[start PROVIDED RECORDS]
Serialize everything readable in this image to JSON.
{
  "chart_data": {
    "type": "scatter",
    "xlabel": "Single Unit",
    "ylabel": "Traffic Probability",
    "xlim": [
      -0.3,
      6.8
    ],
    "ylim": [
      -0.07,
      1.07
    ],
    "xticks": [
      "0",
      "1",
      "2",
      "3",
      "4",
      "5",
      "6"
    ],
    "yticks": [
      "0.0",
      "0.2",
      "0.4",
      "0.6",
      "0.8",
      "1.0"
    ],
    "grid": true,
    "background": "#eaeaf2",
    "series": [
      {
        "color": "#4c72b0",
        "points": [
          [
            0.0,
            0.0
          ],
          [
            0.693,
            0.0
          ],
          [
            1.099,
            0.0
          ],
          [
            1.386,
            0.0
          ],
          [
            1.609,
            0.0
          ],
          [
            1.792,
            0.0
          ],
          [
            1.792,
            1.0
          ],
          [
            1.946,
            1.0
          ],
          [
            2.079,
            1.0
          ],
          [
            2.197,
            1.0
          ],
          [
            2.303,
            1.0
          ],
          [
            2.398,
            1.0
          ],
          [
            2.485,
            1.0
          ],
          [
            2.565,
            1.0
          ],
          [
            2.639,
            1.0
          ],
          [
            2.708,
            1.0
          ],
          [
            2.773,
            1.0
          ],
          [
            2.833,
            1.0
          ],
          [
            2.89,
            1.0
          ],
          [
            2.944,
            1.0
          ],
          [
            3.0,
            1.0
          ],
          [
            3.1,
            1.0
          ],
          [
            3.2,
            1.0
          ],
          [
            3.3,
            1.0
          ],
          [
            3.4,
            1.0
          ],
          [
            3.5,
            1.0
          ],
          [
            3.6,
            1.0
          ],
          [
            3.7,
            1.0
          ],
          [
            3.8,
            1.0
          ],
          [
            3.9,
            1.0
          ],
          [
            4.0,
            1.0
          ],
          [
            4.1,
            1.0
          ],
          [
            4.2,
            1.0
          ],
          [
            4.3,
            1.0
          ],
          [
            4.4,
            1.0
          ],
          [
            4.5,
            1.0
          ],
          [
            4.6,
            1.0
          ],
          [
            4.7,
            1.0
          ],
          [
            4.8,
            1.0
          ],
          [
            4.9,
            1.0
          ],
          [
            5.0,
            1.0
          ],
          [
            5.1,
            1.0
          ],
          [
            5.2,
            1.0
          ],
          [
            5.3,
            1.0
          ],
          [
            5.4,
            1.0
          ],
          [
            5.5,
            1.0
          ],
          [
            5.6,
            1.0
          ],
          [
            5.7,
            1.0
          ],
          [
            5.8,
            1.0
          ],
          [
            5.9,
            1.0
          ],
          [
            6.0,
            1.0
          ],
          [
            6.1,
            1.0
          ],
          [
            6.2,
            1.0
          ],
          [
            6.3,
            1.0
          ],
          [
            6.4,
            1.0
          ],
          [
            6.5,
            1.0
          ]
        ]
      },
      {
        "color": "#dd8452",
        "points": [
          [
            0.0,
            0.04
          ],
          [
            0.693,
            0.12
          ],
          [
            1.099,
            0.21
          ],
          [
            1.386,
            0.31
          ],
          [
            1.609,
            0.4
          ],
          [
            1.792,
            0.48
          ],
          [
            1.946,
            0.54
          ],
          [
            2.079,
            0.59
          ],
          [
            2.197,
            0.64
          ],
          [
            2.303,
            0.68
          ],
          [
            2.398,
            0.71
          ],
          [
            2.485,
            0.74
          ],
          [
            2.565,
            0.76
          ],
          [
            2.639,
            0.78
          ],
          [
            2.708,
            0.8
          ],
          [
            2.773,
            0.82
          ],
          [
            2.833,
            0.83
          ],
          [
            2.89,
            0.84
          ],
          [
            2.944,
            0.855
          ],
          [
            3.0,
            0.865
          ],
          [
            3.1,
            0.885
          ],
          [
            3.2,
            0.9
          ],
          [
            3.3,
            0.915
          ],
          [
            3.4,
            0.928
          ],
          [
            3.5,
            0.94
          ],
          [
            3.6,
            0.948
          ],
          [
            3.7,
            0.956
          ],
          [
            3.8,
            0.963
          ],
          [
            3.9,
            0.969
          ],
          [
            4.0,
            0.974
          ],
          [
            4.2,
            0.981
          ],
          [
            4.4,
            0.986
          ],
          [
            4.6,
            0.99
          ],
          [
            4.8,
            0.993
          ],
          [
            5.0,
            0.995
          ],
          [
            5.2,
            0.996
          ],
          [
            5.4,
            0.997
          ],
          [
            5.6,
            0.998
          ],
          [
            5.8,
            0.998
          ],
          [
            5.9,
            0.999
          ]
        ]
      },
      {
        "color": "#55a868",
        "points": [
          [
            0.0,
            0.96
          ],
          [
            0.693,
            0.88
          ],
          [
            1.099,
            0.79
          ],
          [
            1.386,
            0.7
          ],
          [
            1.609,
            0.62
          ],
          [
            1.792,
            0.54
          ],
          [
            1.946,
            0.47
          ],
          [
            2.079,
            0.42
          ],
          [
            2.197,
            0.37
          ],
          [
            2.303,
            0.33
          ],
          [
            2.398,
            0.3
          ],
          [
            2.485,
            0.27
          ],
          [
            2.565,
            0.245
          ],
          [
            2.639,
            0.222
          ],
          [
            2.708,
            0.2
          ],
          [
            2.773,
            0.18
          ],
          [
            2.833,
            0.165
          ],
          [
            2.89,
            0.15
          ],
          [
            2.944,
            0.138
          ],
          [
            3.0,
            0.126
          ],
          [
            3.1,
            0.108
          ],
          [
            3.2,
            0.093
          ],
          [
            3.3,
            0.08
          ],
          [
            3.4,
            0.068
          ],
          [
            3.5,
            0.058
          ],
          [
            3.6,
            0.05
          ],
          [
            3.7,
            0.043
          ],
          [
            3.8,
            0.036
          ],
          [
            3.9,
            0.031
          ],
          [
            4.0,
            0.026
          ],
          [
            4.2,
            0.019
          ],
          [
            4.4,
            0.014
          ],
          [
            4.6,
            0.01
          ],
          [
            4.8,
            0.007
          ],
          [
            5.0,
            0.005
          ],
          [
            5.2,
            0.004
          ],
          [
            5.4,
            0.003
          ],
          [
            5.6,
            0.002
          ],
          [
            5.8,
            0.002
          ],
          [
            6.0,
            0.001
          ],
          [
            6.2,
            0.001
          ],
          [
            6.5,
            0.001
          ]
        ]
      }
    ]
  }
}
[end PROVIDED RECORDS]
WHAT IS REQUIRED
Go through the material above and count the lines that include "color". Give the number alone.

EXERCISE ANSWER
3